Dataset entries →
:::::

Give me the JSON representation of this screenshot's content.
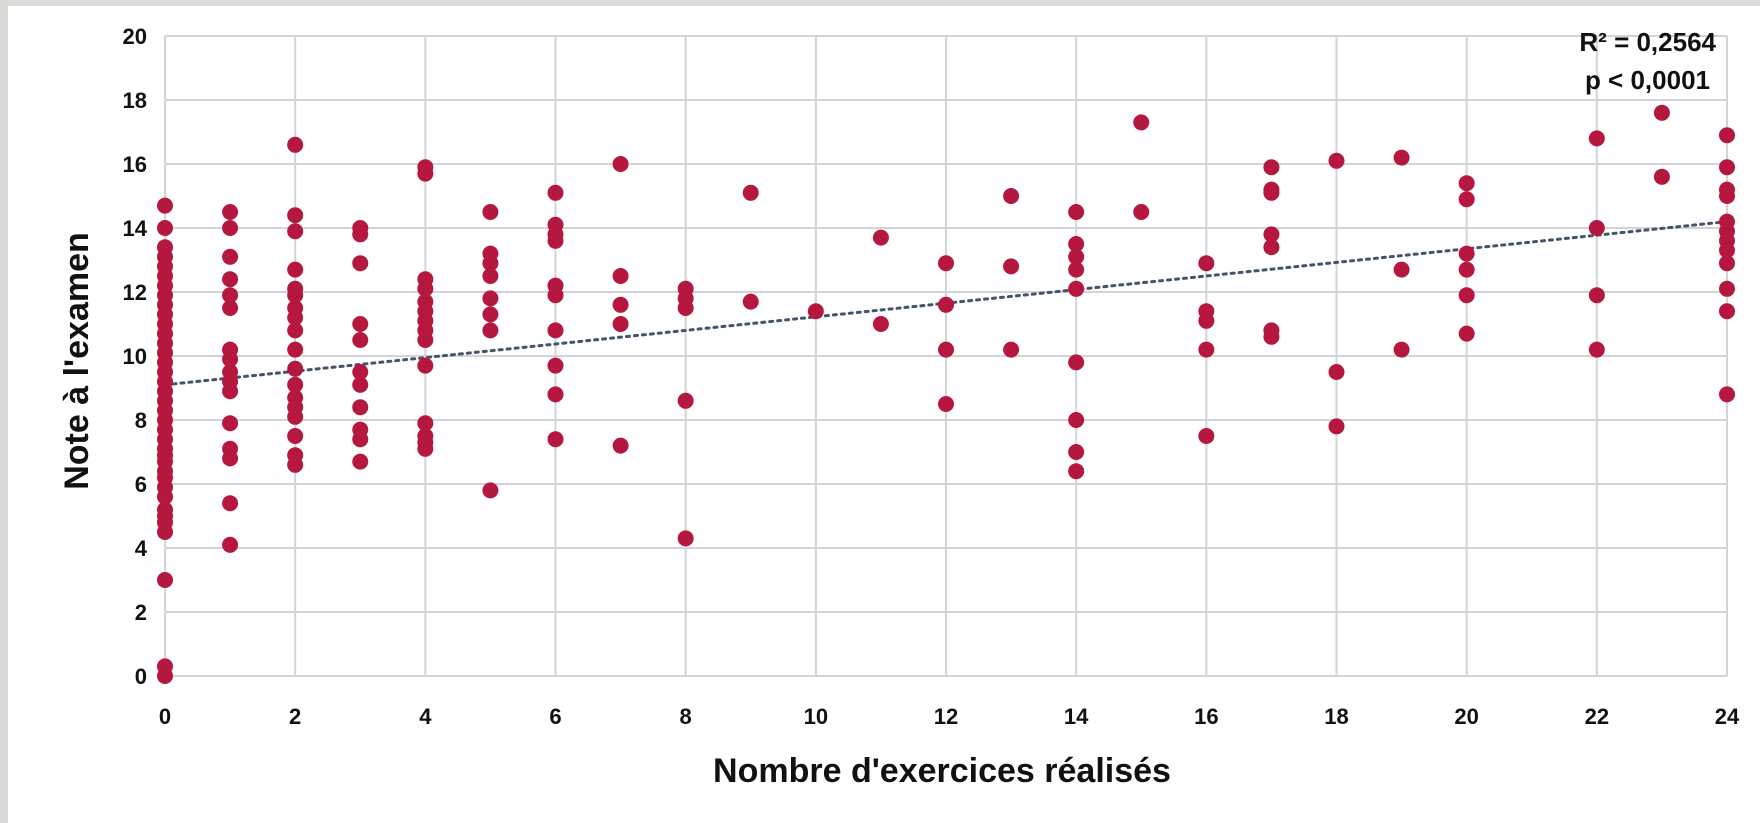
{
  "chart_data": {
    "type": "scatter",
    "title": "",
    "xlabel": "Nombre d'exercices réalisés",
    "ylabel": "Note à l'examen",
    "xlim": [
      0,
      24
    ],
    "ylim": [
      0,
      20
    ],
    "xticks": [
      0,
      2,
      4,
      6,
      8,
      10,
      12,
      14,
      16,
      18,
      20,
      22,
      24
    ],
    "yticks": [
      0,
      2,
      4,
      6,
      8,
      10,
      12,
      14,
      16,
      18,
      20
    ],
    "grid": true,
    "point_color": "#b5173f",
    "trendline": {
      "type": "linear",
      "x": [
        0,
        24
      ],
      "y": [
        9.1,
        14.2
      ],
      "style": "dotted",
      "color": "#44546a"
    },
    "annotations": [
      "R² = 0,2564",
      "p < 0,0001"
    ],
    "points": [
      [
        0,
        0.0
      ],
      [
        0,
        0.3
      ],
      [
        0,
        3.0
      ],
      [
        0,
        4.5
      ],
      [
        0,
        4.8
      ],
      [
        0,
        5.0
      ],
      [
        0,
        5.2
      ],
      [
        0,
        5.6
      ],
      [
        0,
        5.9
      ],
      [
        0,
        6.2
      ],
      [
        0,
        6.4
      ],
      [
        0,
        6.7
      ],
      [
        0,
        6.9
      ],
      [
        0,
        7.1
      ],
      [
        0,
        7.4
      ],
      [
        0,
        7.7
      ],
      [
        0,
        8.0
      ],
      [
        0,
        8.3
      ],
      [
        0,
        8.6
      ],
      [
        0,
        8.9
      ],
      [
        0,
        9.2
      ],
      [
        0,
        9.5
      ],
      [
        0,
        9.8
      ],
      [
        0,
        10.1
      ],
      [
        0,
        10.4
      ],
      [
        0,
        10.7
      ],
      [
        0,
        11.0
      ],
      [
        0,
        11.3
      ],
      [
        0,
        11.6
      ],
      [
        0,
        11.9
      ],
      [
        0,
        12.2
      ],
      [
        0,
        12.5
      ],
      [
        0,
        12.8
      ],
      [
        0,
        13.1
      ],
      [
        0,
        13.4
      ],
      [
        0,
        14.0
      ],
      [
        0,
        14.7
      ],
      [
        1,
        4.1
      ],
      [
        1,
        5.4
      ],
      [
        1,
        6.8
      ],
      [
        1,
        7.1
      ],
      [
        1,
        7.9
      ],
      [
        1,
        8.9
      ],
      [
        1,
        9.2
      ],
      [
        1,
        9.5
      ],
      [
        1,
        9.9
      ],
      [
        1,
        10.2
      ],
      [
        1,
        11.5
      ],
      [
        1,
        11.9
      ],
      [
        1,
        12.4
      ],
      [
        1,
        13.1
      ],
      [
        1,
        14.0
      ],
      [
        1,
        14.5
      ],
      [
        2,
        6.6
      ],
      [
        2,
        6.9
      ],
      [
        2,
        7.5
      ],
      [
        2,
        8.1
      ],
      [
        2,
        8.4
      ],
      [
        2,
        8.7
      ],
      [
        2,
        9.1
      ],
      [
        2,
        9.6
      ],
      [
        2,
        10.2
      ],
      [
        2,
        10.8
      ],
      [
        2,
        11.2
      ],
      [
        2,
        11.5
      ],
      [
        2,
        11.9
      ],
      [
        2,
        12.1
      ],
      [
        2,
        12.7
      ],
      [
        2,
        13.9
      ],
      [
        2,
        14.4
      ],
      [
        2,
        16.6
      ],
      [
        3,
        6.7
      ],
      [
        3,
        7.4
      ],
      [
        3,
        7.7
      ],
      [
        3,
        8.4
      ],
      [
        3,
        9.1
      ],
      [
        3,
        9.5
      ],
      [
        3,
        10.5
      ],
      [
        3,
        11.0
      ],
      [
        3,
        12.9
      ],
      [
        3,
        13.8
      ],
      [
        3,
        14.0
      ],
      [
        4,
        7.1
      ],
      [
        4,
        7.3
      ],
      [
        4,
        7.5
      ],
      [
        4,
        7.9
      ],
      [
        4,
        9.7
      ],
      [
        4,
        10.5
      ],
      [
        4,
        10.8
      ],
      [
        4,
        11.1
      ],
      [
        4,
        11.4
      ],
      [
        4,
        11.7
      ],
      [
        4,
        12.1
      ],
      [
        4,
        12.4
      ],
      [
        4,
        15.7
      ],
      [
        4,
        15.9
      ],
      [
        5,
        5.8
      ],
      [
        5,
        10.8
      ],
      [
        5,
        11.3
      ],
      [
        5,
        11.8
      ],
      [
        5,
        12.5
      ],
      [
        5,
        12.9
      ],
      [
        5,
        13.2
      ],
      [
        5,
        14.5
      ],
      [
        6,
        7.4
      ],
      [
        6,
        8.8
      ],
      [
        6,
        9.7
      ],
      [
        6,
        10.8
      ],
      [
        6,
        11.9
      ],
      [
        6,
        12.2
      ],
      [
        6,
        13.6
      ],
      [
        6,
        13.8
      ],
      [
        6,
        14.1
      ],
      [
        6,
        15.1
      ],
      [
        7,
        7.2
      ],
      [
        7,
        11.0
      ],
      [
        7,
        11.6
      ],
      [
        7,
        12.5
      ],
      [
        7,
        16.0
      ],
      [
        8,
        4.3
      ],
      [
        8,
        8.6
      ],
      [
        8,
        11.5
      ],
      [
        8,
        11.8
      ],
      [
        8,
        12.1
      ],
      [
        9,
        11.7
      ],
      [
        9,
        15.1
      ],
      [
        10,
        11.4
      ],
      [
        11,
        11.0
      ],
      [
        11,
        13.7
      ],
      [
        12,
        8.5
      ],
      [
        12,
        10.2
      ],
      [
        12,
        11.6
      ],
      [
        12,
        12.9
      ],
      [
        13,
        10.2
      ],
      [
        13,
        12.8
      ],
      [
        13,
        15.0
      ],
      [
        14,
        6.4
      ],
      [
        14,
        7.0
      ],
      [
        14,
        8.0
      ],
      [
        14,
        9.8
      ],
      [
        14,
        12.1
      ],
      [
        14,
        12.7
      ],
      [
        14,
        13.1
      ],
      [
        14,
        13.5
      ],
      [
        14,
        14.5
      ],
      [
        15,
        14.5
      ],
      [
        15,
        17.3
      ],
      [
        16,
        7.5
      ],
      [
        16,
        10.2
      ],
      [
        16,
        11.1
      ],
      [
        16,
        11.4
      ],
      [
        16,
        12.9
      ],
      [
        17,
        10.6
      ],
      [
        17,
        10.8
      ],
      [
        17,
        13.4
      ],
      [
        17,
        13.8
      ],
      [
        17,
        15.1
      ],
      [
        17,
        15.2
      ],
      [
        17,
        15.9
      ],
      [
        18,
        7.8
      ],
      [
        18,
        9.5
      ],
      [
        18,
        16.1
      ],
      [
        19,
        10.2
      ],
      [
        19,
        12.7
      ],
      [
        19,
        16.2
      ],
      [
        20,
        10.7
      ],
      [
        20,
        11.9
      ],
      [
        20,
        12.7
      ],
      [
        20,
        13.2
      ],
      [
        20,
        14.9
      ],
      [
        20,
        15.4
      ],
      [
        22,
        10.2
      ],
      [
        22,
        11.9
      ],
      [
        22,
        14.0
      ],
      [
        22,
        16.8
      ],
      [
        23,
        15.6
      ],
      [
        23,
        17.6
      ],
      [
        24,
        8.8
      ],
      [
        24,
        11.4
      ],
      [
        24,
        12.1
      ],
      [
        24,
        12.9
      ],
      [
        24,
        13.3
      ],
      [
        24,
        13.6
      ],
      [
        24,
        13.9
      ],
      [
        24,
        14.2
      ],
      [
        24,
        15.0
      ],
      [
        24,
        15.2
      ],
      [
        24,
        15.9
      ],
      [
        24,
        16.9
      ]
    ]
  }
}
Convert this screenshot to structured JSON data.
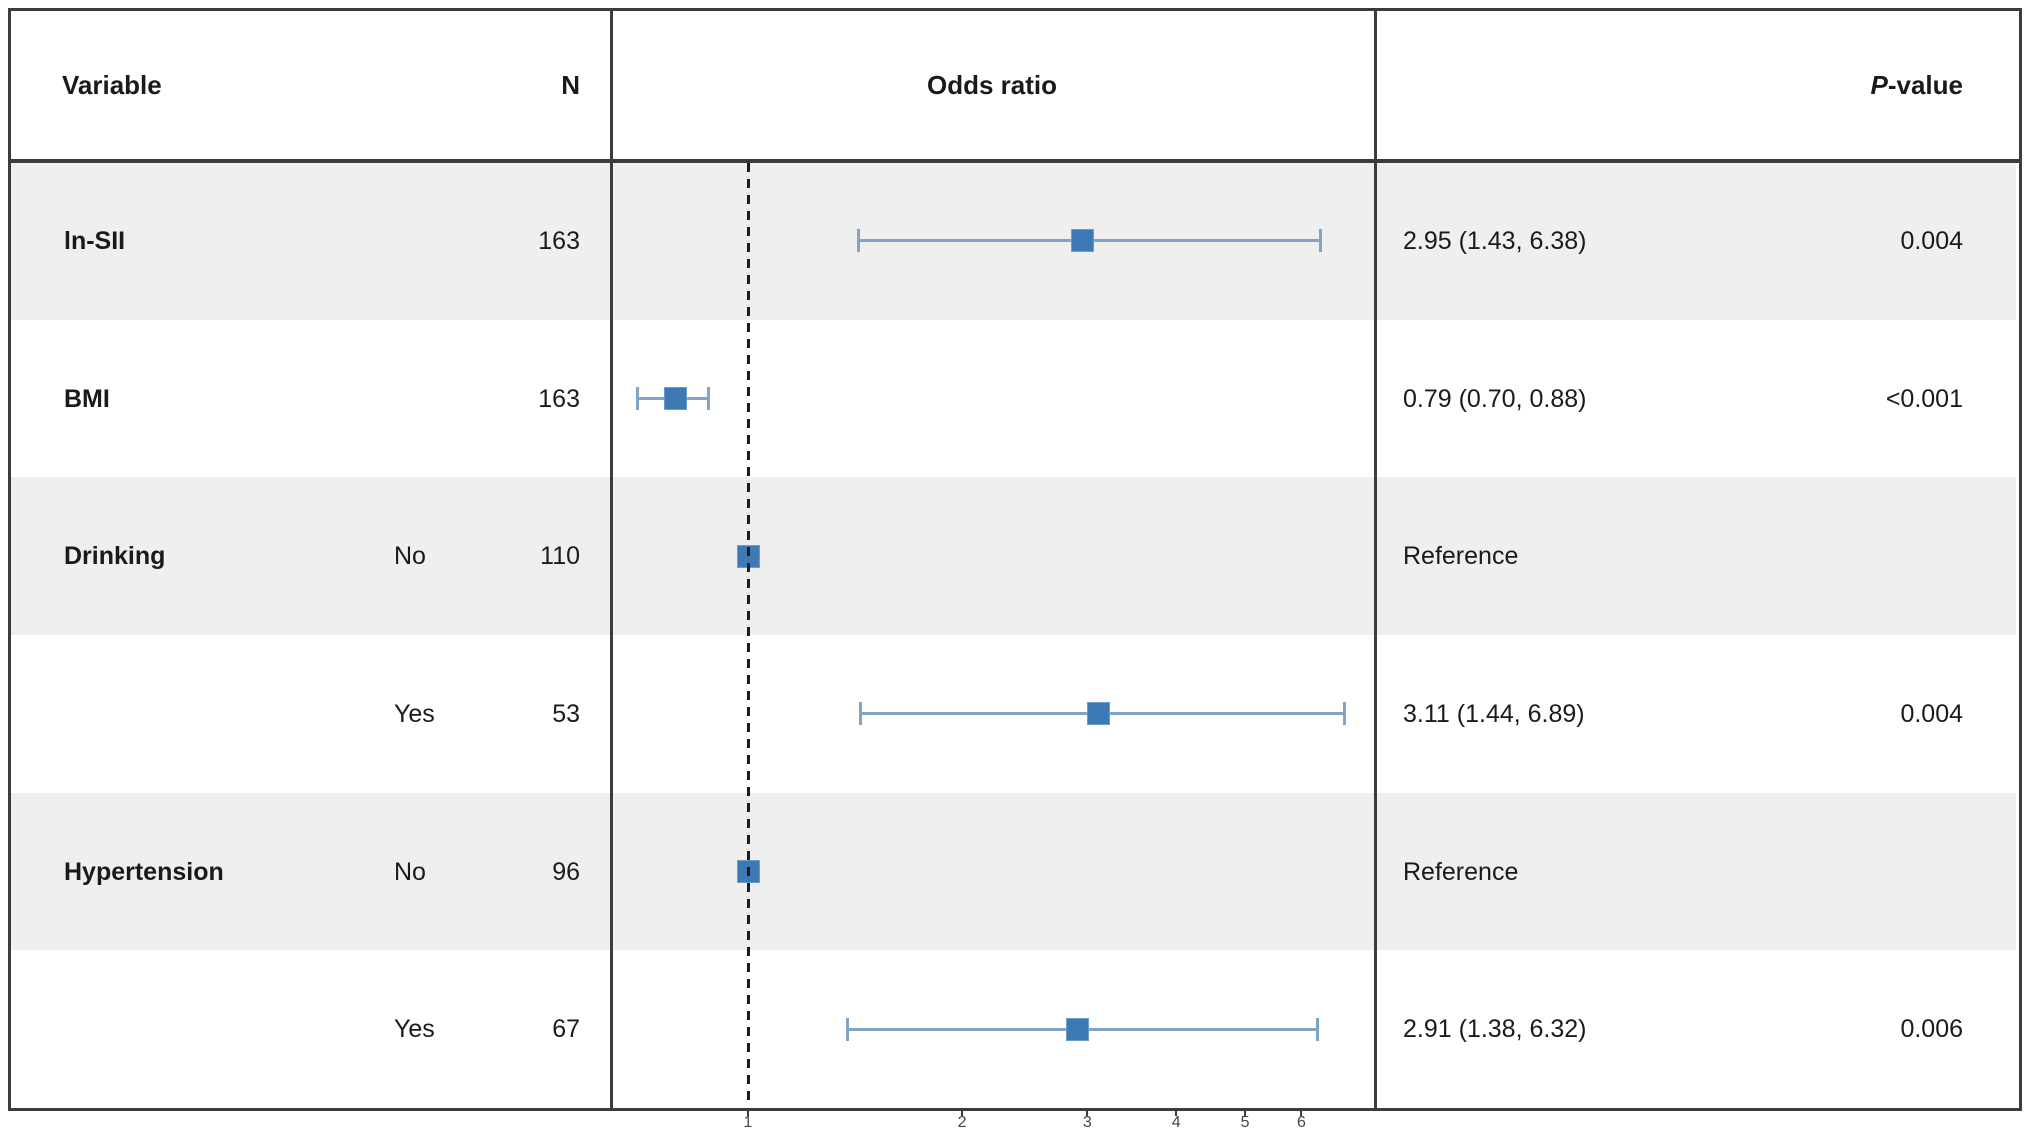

:::::

Determine the number of lines in the entries above where the string "this" appears. Answer with the number alone.

2